STATED PROBLEM - In the records below, find each line containing the word "Новгород" and copy it.

RECORDED DATA -

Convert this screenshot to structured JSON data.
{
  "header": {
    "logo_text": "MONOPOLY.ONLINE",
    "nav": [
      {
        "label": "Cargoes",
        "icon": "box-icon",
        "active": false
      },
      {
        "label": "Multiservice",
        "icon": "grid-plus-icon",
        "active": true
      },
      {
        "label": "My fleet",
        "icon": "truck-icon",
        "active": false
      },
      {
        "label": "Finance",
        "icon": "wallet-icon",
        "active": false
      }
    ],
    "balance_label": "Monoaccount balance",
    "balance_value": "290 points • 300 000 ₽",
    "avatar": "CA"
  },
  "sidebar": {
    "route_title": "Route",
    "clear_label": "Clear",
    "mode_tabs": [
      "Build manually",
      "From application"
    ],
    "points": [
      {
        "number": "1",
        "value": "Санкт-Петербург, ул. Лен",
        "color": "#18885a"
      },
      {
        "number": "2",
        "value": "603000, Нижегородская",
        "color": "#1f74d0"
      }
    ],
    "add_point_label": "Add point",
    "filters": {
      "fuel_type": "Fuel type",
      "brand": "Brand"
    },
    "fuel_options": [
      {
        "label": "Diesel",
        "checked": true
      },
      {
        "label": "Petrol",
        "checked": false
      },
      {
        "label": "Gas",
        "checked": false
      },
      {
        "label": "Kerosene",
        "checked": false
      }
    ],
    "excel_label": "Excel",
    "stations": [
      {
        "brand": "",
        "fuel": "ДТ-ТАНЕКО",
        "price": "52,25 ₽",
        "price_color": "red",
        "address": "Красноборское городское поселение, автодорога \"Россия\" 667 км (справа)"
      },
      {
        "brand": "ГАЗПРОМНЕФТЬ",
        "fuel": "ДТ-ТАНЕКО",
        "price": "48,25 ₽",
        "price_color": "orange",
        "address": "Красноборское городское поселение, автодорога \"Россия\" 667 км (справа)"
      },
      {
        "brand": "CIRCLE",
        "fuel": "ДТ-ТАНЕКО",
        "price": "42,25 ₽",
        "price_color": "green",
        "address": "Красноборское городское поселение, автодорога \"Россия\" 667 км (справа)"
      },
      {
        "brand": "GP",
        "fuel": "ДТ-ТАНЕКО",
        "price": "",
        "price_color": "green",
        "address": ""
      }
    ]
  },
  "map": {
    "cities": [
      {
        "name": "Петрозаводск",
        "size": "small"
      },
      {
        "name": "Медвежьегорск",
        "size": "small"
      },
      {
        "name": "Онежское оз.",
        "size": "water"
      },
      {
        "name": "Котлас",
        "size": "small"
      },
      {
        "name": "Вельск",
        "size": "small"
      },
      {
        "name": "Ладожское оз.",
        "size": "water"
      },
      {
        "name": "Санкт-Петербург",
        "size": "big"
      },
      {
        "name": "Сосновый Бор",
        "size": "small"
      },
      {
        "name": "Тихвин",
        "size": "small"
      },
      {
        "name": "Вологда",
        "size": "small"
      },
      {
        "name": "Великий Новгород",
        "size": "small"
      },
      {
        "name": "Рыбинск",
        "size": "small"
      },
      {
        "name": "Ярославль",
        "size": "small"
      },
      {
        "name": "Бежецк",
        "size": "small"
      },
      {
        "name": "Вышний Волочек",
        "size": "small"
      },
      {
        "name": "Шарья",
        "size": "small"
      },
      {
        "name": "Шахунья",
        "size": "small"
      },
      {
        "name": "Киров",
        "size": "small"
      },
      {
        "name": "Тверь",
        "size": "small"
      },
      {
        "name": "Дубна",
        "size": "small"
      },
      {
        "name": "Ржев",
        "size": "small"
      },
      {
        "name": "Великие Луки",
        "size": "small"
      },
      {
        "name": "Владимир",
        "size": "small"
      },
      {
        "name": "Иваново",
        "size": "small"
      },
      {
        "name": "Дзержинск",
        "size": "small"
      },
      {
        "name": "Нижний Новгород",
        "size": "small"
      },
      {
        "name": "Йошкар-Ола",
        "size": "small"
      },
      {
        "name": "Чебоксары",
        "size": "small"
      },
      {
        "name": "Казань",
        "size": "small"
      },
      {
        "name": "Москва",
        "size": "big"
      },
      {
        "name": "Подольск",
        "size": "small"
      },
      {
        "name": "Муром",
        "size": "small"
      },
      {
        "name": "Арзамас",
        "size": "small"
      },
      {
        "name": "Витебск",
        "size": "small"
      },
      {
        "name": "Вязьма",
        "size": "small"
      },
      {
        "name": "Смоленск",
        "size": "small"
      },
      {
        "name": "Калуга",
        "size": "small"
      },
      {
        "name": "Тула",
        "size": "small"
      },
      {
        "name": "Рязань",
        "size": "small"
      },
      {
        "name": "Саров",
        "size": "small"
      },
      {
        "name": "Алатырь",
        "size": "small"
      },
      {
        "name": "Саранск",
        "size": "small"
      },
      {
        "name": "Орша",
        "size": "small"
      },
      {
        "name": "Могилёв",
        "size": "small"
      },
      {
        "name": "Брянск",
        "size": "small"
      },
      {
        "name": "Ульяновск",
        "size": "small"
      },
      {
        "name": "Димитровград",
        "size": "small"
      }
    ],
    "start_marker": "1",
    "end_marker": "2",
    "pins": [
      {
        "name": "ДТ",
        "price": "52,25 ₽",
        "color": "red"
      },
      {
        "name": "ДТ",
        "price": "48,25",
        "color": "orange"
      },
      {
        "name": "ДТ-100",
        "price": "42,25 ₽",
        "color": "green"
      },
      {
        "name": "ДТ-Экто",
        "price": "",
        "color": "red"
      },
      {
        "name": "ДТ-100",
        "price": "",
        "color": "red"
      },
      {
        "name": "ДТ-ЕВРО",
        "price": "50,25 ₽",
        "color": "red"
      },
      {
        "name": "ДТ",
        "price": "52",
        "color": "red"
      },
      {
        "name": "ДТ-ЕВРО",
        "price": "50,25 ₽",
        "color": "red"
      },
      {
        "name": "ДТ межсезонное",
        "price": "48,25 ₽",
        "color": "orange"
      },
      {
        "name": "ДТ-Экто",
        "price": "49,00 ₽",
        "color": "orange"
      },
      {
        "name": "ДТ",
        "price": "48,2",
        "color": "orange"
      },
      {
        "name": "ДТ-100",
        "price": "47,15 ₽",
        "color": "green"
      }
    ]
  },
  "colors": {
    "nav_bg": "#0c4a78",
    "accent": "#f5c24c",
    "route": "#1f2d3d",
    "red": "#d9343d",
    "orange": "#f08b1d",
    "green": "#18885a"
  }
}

COMPLETE RESPONSE -
        "name": "Великий Новгород",
        "name": "Нижний Новгород",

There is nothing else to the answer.